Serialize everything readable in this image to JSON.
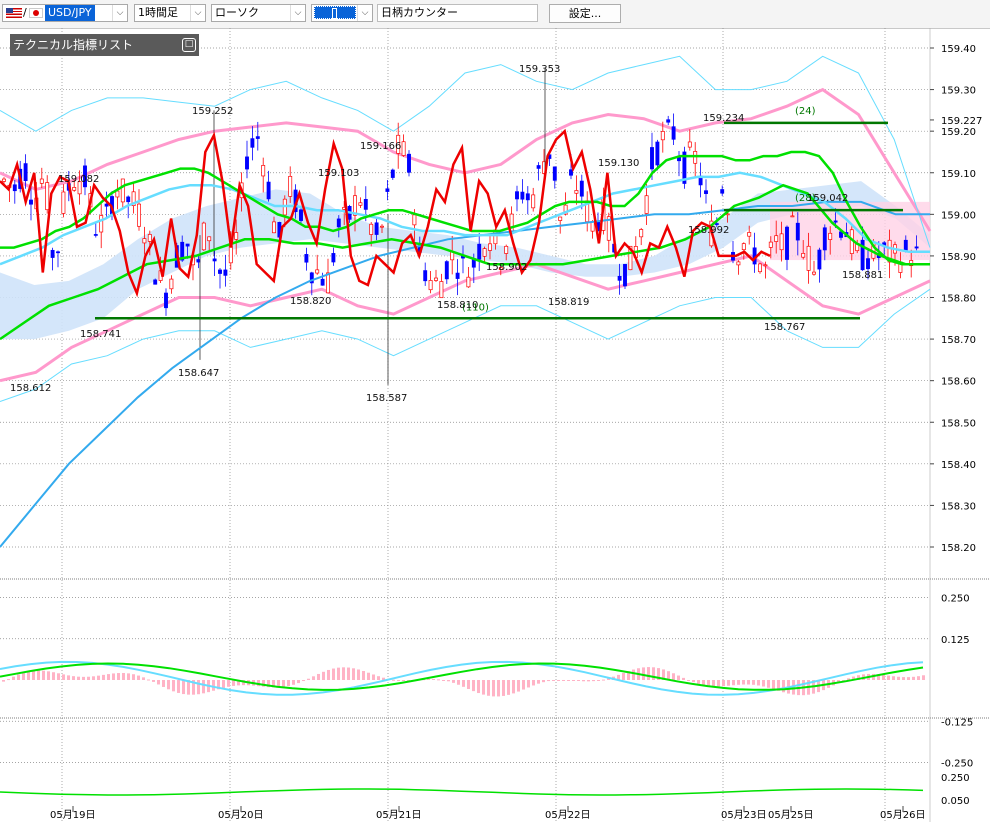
{
  "toolbar": {
    "symbol": "USD/JPY",
    "timeframe": "1時間足",
    "chart_style": "ローソク",
    "counter": "日柄カウンター",
    "settings": "設定..."
  },
  "panel": {
    "title": "テクニカル指標リスト",
    "button": "□"
  },
  "price_axis": {
    "ticks": [
      "159.40",
      "159.30",
      "159.227",
      "159.20",
      "159.10",
      "159.00",
      "158.90",
      "158.80",
      "158.70",
      "158.60",
      "158.50",
      "158.40",
      "158.30",
      "158.20"
    ]
  },
  "macd_axis": {
    "ticks": [
      "0.250",
      "0.125",
      "-0.125",
      "-0.250"
    ]
  },
  "osc_axis": {
    "ticks": [
      "0.250",
      "0.050"
    ]
  },
  "date_axis": {
    "labels": [
      "05月19日",
      "05月20日",
      "05月21日",
      "05月22日",
      "05月23日",
      "05月25日",
      "05月26日"
    ]
  },
  "annotations": {
    "price_labels": [
      "159.082",
      "158.612",
      "158.741",
      "158.647",
      "159.252",
      "158.820",
      "159.103",
      "159.166",
      "158.587",
      "158.810",
      "158.902",
      "159.353",
      "158.819",
      "159.130",
      "159.234",
      "158.992",
      "159.042",
      "158.881",
      "158.767"
    ],
    "counts": [
      "(24)",
      "(28)",
      "(110)"
    ]
  },
  "colors": {
    "bg": "#ffffff",
    "grid": "#888888",
    "up_candle": "#ff0000",
    "down_candle": "#0000ff",
    "red_line": "#ee0000",
    "green_line": "#00e000",
    "cyan_line": "#66ddff",
    "pink_band": "#ff99cc",
    "long_ma": "#33aaee",
    "hline": "#007700"
  },
  "chart_data": {
    "type": "line",
    "yrange": [
      158.15,
      159.44
    ],
    "series": [
      {
        "values": [
          159.08,
          159.06,
          159.12,
          159.03,
          159.1,
          158.86,
          159.05,
          159.09,
          159.08,
          158.97,
          158.98,
          159.07,
          159.04,
          159.02,
          158.96,
          158.86,
          158.81,
          158.9,
          158.94,
          158.85,
          158.99,
          158.87,
          158.85,
          158.95,
          159.15,
          159.19,
          159.08,
          158.92,
          159.07,
          159.02,
          158.88,
          158.86,
          158.84,
          158.97,
          158.99,
          159.05,
          158.98,
          158.93,
          159.06,
          159.17,
          159.11,
          158.9,
          158.84,
          158.83,
          158.9,
          158.88,
          158.86,
          158.93,
          158.95,
          158.9,
          158.97,
          159.06,
          159.03,
          159.12,
          159.16,
          158.96,
          159.08,
          159.05,
          158.97,
          159.01,
          158.93,
          158.86,
          158.89,
          158.98,
          159.14,
          159.18,
          159.2,
          159.11,
          159.15,
          159.06,
          158.93,
          159.1,
          158.9,
          158.93,
          158.91,
          158.86,
          158.93,
          158.92,
          158.97,
          158.92,
          158.85,
          158.96,
          158.98,
          158.97,
          158.9,
          158.9,
          158.9,
          158.91,
          158.89,
          158.91,
          158.9
        ]
      },
      {
        "values": [
          158.92,
          158.92,
          158.93,
          158.94,
          158.96,
          158.97,
          158.99,
          159.02,
          159.05,
          159.07,
          159.08,
          159.09,
          159.1,
          159.11,
          159.11,
          159.1,
          159.08,
          159.06,
          159.04,
          159.02,
          159.0,
          158.99,
          158.97,
          158.97,
          158.96,
          158.97,
          158.99,
          159.0,
          159.01,
          159.01,
          159.0,
          158.99,
          158.98,
          158.97,
          158.96,
          158.96,
          158.96,
          158.97,
          158.98,
          159.0,
          159.02,
          159.03,
          159.03,
          159.03,
          159.02,
          159.02,
          159.05,
          159.1,
          159.13,
          159.14,
          159.14,
          159.14,
          159.14,
          159.13,
          159.13,
          159.14,
          159.14,
          159.15,
          159.15,
          159.14,
          159.1,
          159.03,
          158.97,
          158.92,
          158.89,
          158.88,
          158.88,
          158.88
        ]
      },
      {
        "values": [
          158.88,
          158.9,
          158.92,
          158.95,
          158.97,
          158.99,
          159.02,
          159.04,
          159.06,
          159.07,
          159.07,
          159.06,
          159.04,
          159.02,
          159.02,
          159.01,
          159.01,
          159.0,
          158.99,
          158.97,
          158.96,
          158.96,
          158.95,
          158.95,
          158.95,
          158.97,
          158.99,
          159.01,
          159.03,
          159.05,
          159.06,
          159.07,
          159.08,
          159.09,
          159.09,
          159.1,
          159.09,
          159.07,
          159.05,
          159.03,
          158.99,
          158.94,
          158.92,
          158.91,
          158.91
        ]
      },
      {
        "values": [
          158.2,
          158.3,
          158.4,
          158.48,
          158.56,
          158.63,
          158.69,
          158.75,
          158.8,
          158.84,
          158.87,
          158.9,
          158.92,
          158.94,
          158.95,
          158.96,
          158.97,
          158.98,
          158.99,
          159.0,
          159.0,
          159.01,
          159.02,
          159.02,
          159.03,
          159.03,
          159.0,
          159.0
        ]
      }
    ],
    "horizontal_lines": [
      {
        "label": "(24)",
        "y": 159.22
      },
      {
        "label": "(28)",
        "y": 159.01
      },
      {
        "label": "(110)",
        "y": 158.75
      }
    ]
  }
}
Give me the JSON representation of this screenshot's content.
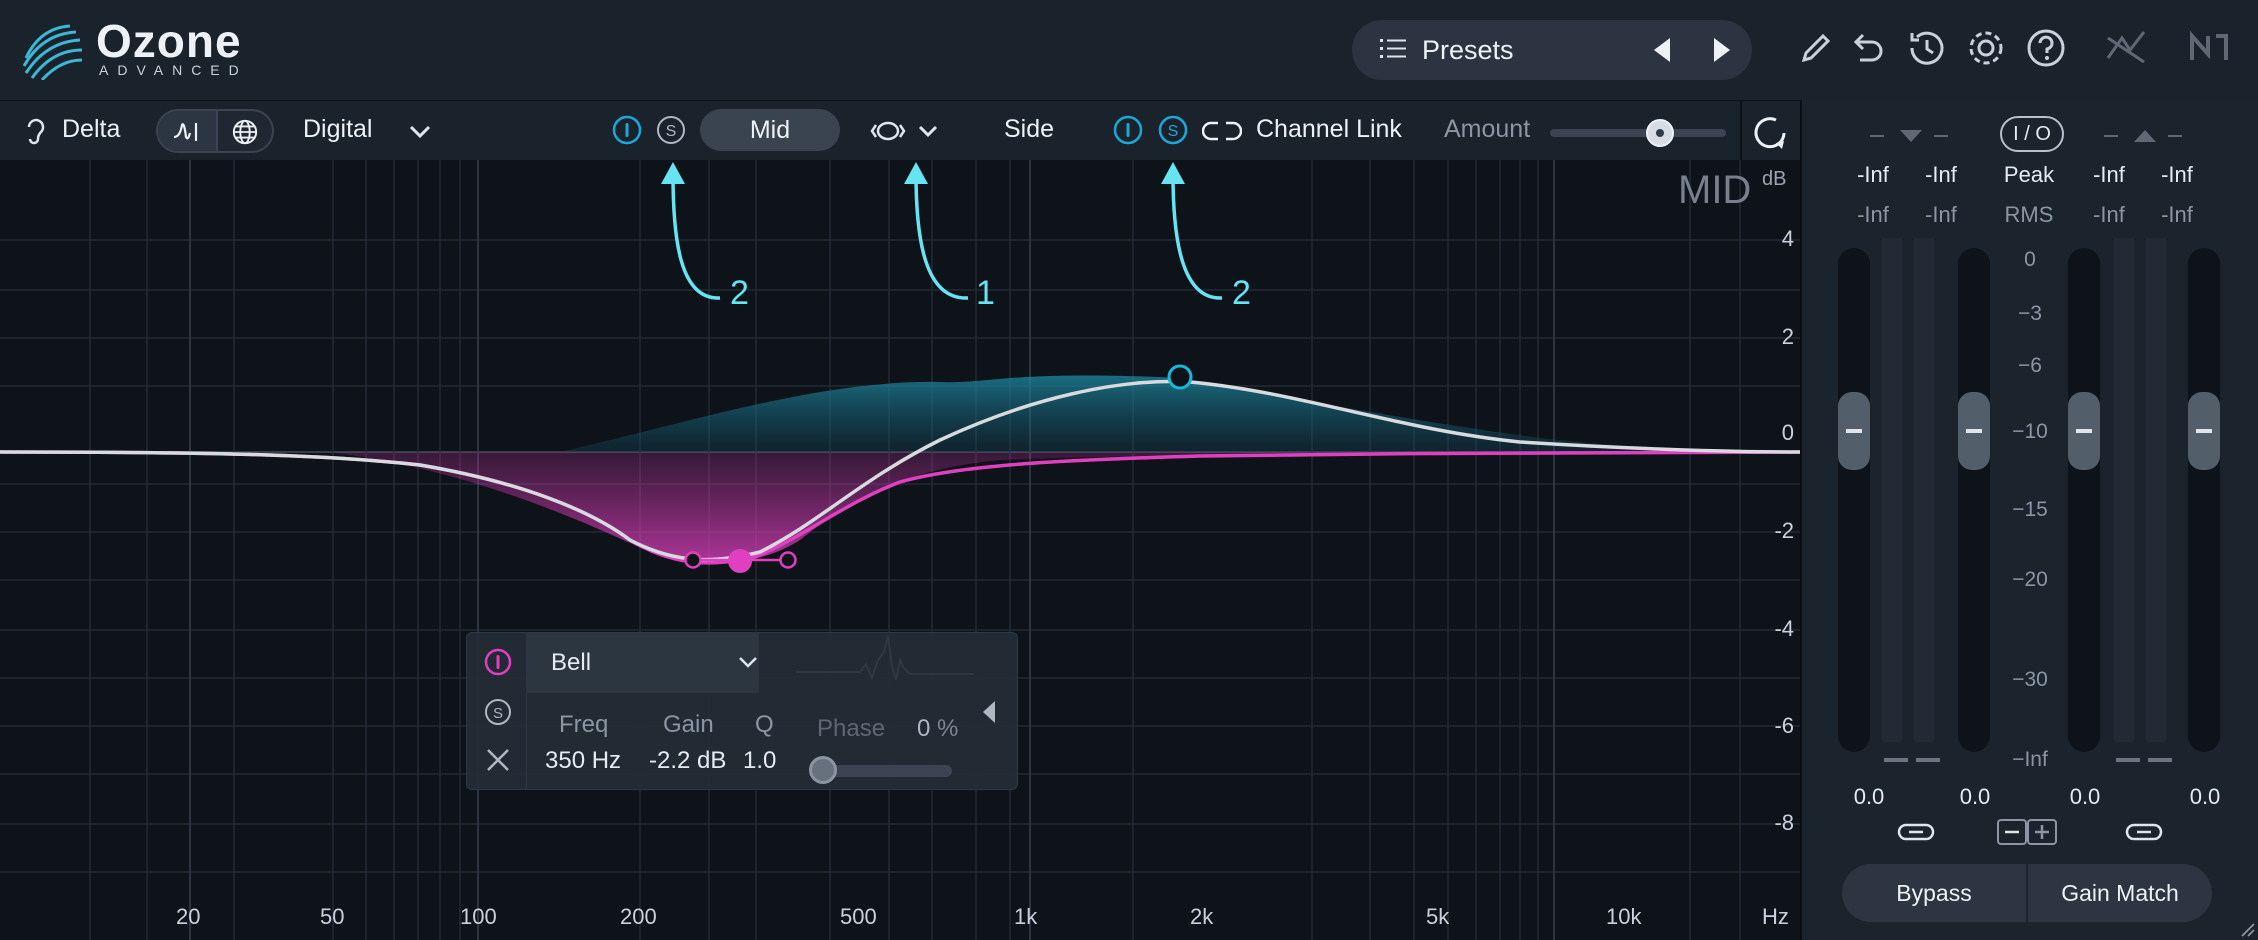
{
  "app": {
    "name": "Ozone",
    "edition": "ADVANCED"
  },
  "header": {
    "presets_label": "Presets",
    "icons": [
      "list-icon",
      "prev-preset-icon",
      "next-preset-icon",
      "pencil-icon",
      "undo-icon",
      "history-icon",
      "gear-icon",
      "help-icon",
      "signal-chain-icon",
      "ni-logo-icon"
    ]
  },
  "toolbar": {
    "delta_label": "Delta",
    "mode_label": "Digital",
    "mid_label": "Mid",
    "side_label": "Side",
    "channel_link_label": "Channel Link",
    "amount_label": "Amount",
    "amount_value": 0.62,
    "solo_letter": "S",
    "mid_power": "on",
    "side_power": "on",
    "side_solo": "on"
  },
  "eq": {
    "view_label": "MID",
    "db_unit": "dB",
    "db_ticks": [
      "4",
      "2",
      "0",
      "-2",
      "-4",
      "-6",
      "-8"
    ],
    "freq_ticks": [
      "20",
      "50",
      "100",
      "200",
      "500",
      "1k",
      "2k",
      "5k",
      "10k",
      "Hz"
    ],
    "annotations": [
      "2",
      "1",
      "2"
    ],
    "colors": {
      "mid_curve": "#e040c0",
      "side_curve": "#1ab8d8",
      "sum_curve": "#d7dbe0",
      "annotation": "#66e4f2"
    }
  },
  "band": {
    "type": "Bell",
    "freq_label": "Freq",
    "gain_label": "Gain",
    "q_label": "Q",
    "freq_value": "350 Hz",
    "gain_value": "-2.2 dB",
    "q_value": "1.0",
    "phase_label": "Phase",
    "phase_value": "0",
    "phase_unit": "%",
    "solo_letter": "S"
  },
  "meters": {
    "input_peaks": [
      "-Inf",
      "-Inf"
    ],
    "input_rms": [
      "-Inf",
      "-Inf"
    ],
    "output_peaks": [
      "-Inf",
      "-Inf"
    ],
    "output_rms": [
      "-Inf",
      "-Inf"
    ],
    "io_label": "I / O",
    "peak_label": "Peak",
    "rms_label": "RMS",
    "scale": [
      "0",
      "−3",
      "−6",
      "−10",
      "−15",
      "−20",
      "−30",
      "−Inf"
    ],
    "gain_values": [
      "0.0",
      "0.0",
      "0.0",
      "0.0"
    ],
    "bypass_label": "Bypass",
    "gain_match_label": "Gain Match"
  }
}
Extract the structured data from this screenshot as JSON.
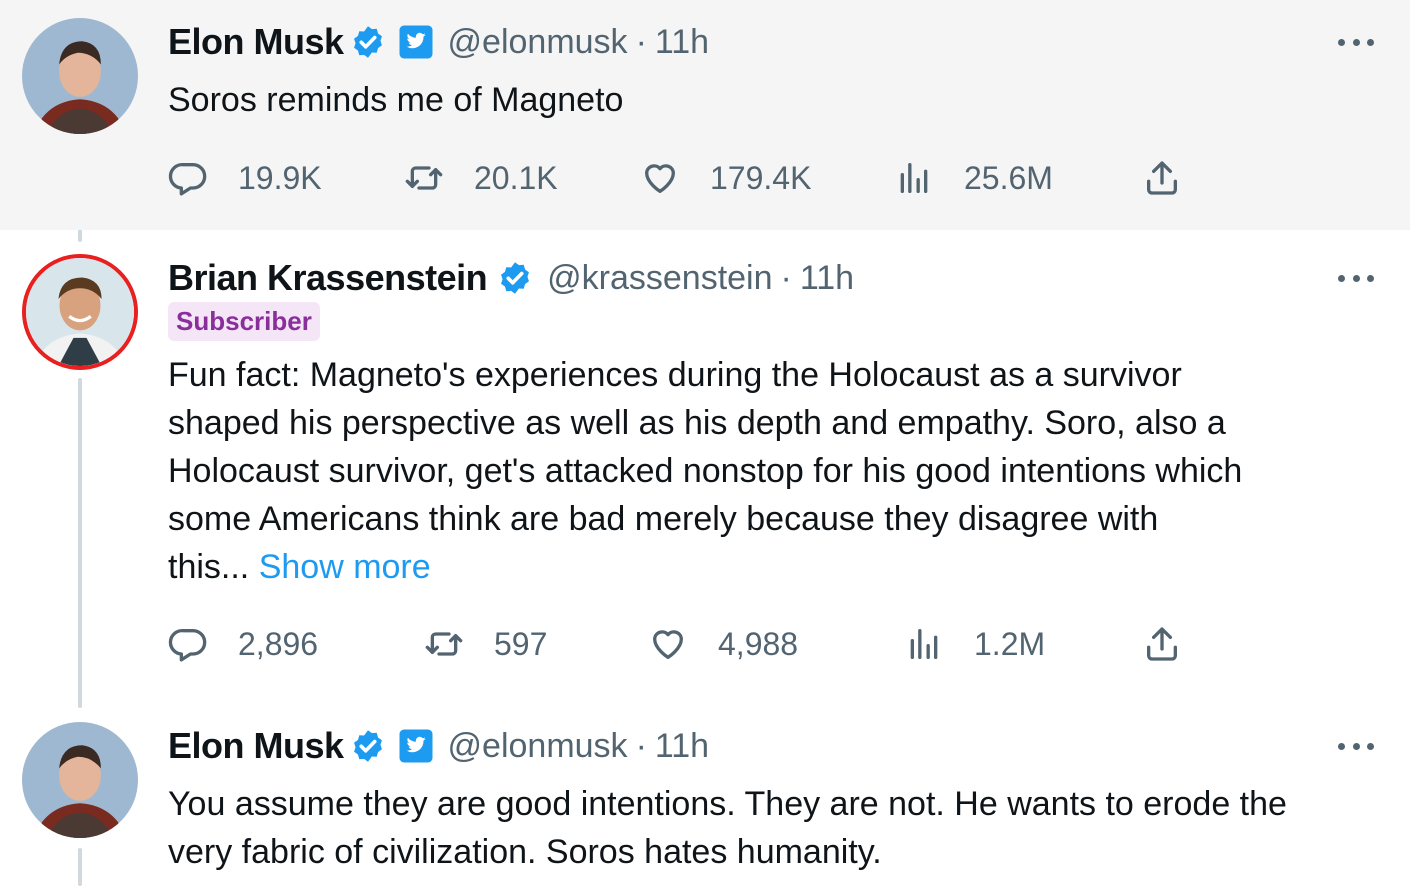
{
  "tweets": [
    {
      "name": "Elon Musk",
      "handle": "@elonmusk",
      "separator": "·",
      "time": "11h",
      "text": "Soros reminds me of Magneto",
      "stats": {
        "replies": "19.9K",
        "retweets": "20.1K",
        "likes": "179.4K",
        "views": "25.6M"
      }
    },
    {
      "name": "Brian Krassenstein",
      "handle": "@krassenstein",
      "separator": "·",
      "time": "11h",
      "badge": "Subscriber",
      "text_lines": [
        "Fun fact:  Magneto's experiences during the Holocaust as a survivor",
        "shaped his perspective as well as his depth and empathy.  Soro, also a",
        "Holocaust survivor, get's attacked nonstop for his good intentions which",
        "some Americans think are bad merely because they disagree with",
        "this..."
      ],
      "show_more": "Show more",
      "stats": {
        "replies": "2,896",
        "retweets": "597",
        "likes": "4,988",
        "views": "1.2M"
      }
    },
    {
      "name": "Elon Musk",
      "handle": "@elonmusk",
      "separator": "·",
      "time": "11h",
      "text_lines": [
        "You assume they are good intentions. They are not. He wants to erode the",
        "very fabric of civilization. Soros hates humanity."
      ]
    }
  ],
  "icons": {
    "verified": "verified-badge-icon",
    "government": "government-affiliation-icon",
    "reply": "reply-icon",
    "retweet": "retweet-icon",
    "like": "heart-icon",
    "views": "views-chart-icon",
    "share": "share-icon",
    "more": "more-options-icon"
  },
  "colors": {
    "verified": "#1d9bf0",
    "link": "#1d9bf0",
    "subscriber_bg": "#f4e6f6",
    "subscriber_text": "#8a2e9c",
    "avatar_ring": "#e8201f",
    "highlight_bg": "#f5f5f5"
  }
}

□ □ □ □

#### [What this task involves]
Return solely the number of lines in the data that include the word "JSON".

#### [Output for this exercise]
3